_Problem to solve_: Extract the complete listing and output it unchanged.

== Information provided ==

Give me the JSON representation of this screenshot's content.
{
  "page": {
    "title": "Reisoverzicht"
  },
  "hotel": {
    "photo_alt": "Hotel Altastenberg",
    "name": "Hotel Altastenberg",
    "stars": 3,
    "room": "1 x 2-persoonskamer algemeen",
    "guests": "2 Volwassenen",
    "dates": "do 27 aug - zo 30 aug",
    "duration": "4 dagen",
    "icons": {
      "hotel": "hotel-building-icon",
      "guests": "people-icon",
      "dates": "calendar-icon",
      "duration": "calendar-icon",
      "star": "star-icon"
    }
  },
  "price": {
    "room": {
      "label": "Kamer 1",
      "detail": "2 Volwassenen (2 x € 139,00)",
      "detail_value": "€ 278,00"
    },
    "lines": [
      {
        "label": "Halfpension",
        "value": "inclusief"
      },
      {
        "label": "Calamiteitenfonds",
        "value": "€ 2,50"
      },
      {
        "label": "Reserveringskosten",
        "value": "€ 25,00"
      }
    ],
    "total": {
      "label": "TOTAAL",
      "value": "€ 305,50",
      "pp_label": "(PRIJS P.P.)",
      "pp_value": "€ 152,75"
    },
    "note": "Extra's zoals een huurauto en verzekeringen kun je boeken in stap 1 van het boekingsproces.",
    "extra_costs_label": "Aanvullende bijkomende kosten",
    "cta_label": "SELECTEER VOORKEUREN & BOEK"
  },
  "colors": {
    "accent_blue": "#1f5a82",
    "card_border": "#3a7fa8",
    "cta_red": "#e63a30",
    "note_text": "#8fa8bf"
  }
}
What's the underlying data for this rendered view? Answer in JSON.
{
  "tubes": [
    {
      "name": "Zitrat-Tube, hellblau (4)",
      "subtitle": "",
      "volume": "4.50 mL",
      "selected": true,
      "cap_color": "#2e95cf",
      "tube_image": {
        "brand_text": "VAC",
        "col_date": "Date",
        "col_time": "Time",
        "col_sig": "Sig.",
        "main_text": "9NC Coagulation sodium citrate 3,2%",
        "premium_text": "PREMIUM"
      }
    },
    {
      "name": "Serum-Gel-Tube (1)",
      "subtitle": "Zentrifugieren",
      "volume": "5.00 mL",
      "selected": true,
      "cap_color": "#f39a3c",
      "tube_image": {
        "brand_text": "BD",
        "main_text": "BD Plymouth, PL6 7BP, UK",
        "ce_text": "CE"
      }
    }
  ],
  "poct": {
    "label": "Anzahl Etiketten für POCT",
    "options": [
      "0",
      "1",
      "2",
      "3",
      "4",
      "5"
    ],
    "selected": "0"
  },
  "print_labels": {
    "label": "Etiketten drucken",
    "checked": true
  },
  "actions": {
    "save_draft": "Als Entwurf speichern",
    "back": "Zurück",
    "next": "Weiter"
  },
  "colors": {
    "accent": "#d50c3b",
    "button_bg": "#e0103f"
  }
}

===

_Answer to this exercise_:
Give me the JSON representation of this screenshot's content.
{
  "page": {
    "title": "Reisoverzicht"
  },
  "hotel": {
    "photo_alt": "Hotel Altastenberg",
    "name": "Hotel Altastenberg",
    "stars": 3,
    "room": "1 x 2-persoonskamer algemeen",
    "guests": "2 Volwassenen",
    "dates": "do 27 aug - zo 30 aug",
    "duration": "4 dagen",
    "icons": {
      "hotel": "hotel-building-icon",
      "guests": "people-icon",
      "dates": "calendar-icon",
      "duration": "calendar-icon",
      "star": "star-icon"
    }
  },
  "price": {
    "room": {
      "label": "Kamer 1",
      "detail": "2 Volwassenen (2 x € 139,00)",
      "detail_value": "€ 278,00"
    },
    "lines": [
      {
        "label": "Halfpension",
        "value": "inclusief"
      },
      {
        "label": "Calamiteitenfonds",
        "value": "€ 2,50"
      },
      {
        "label": "Reserveringskosten",
        "value": "€ 25,00"
      }
    ],
    "total": {
      "label": "TOTAAL",
      "value": "€ 305,50",
      "pp_label": "(PRIJS P.P.)",
      "pp_value": "€ 152,75"
    },
    "note": "Extra's zoals een huurauto en verzekeringen kun je boeken in stap 1 van het boekingsproces.",
    "extra_costs_label": "Aanvullende bijkomende kosten",
    "cta_label": "SELECTEER VOORKEUREN & BOEK"
  },
  "colors": {
    "accent_blue": "#1f5a82",
    "card_border": "#3a7fa8",
    "cta_red": "#e63a30",
    "note_text": "#8fa8bf"
  }
}
What's the underlying data for this rendered view? Answer in JSON.
{
  "tubes": [
    {
      "name": "Zitrat-Tube, hellblau (4)",
      "subtitle": "",
      "volume": "4.50 mL",
      "selected": true,
      "cap_color": "#2e95cf",
      "tube_image": {
        "brand_text": "VAC",
        "col_date": "Date",
        "col_time": "Time",
        "col_sig": "Sig.",
        "main_text": "9NC Coagulation sodium citrate 3,2%",
        "premium_text": "PREMIUM"
      }
    },
    {
      "name": "Serum-Gel-Tube (1)",
      "subtitle": "Zentrifugieren",
      "volume": "5.00 mL",
      "selected": true,
      "cap_color": "#f39a3c",
      "tube_image": {
        "brand_text": "BD",
        "main_text": "BD Plymouth, PL6 7BP, UK",
        "ce_text": "CE"
      }
    }
  ],
  "poct": {
    "label": "Anzahl Etiketten für POCT",
    "options": [
      "0",
      "1",
      "2",
      "3",
      "4",
      "5"
    ],
    "selected": "0"
  },
  "print_labels": {
    "label": "Etiketten drucken",
    "checked": true
  },
  "actions": {
    "save_draft": "Als Entwurf speichern",
    "back": "Zurück",
    "next": "Weiter"
  },
  "colors": {
    "accent": "#d50c3b",
    "button_bg": "#e0103f"
  }
}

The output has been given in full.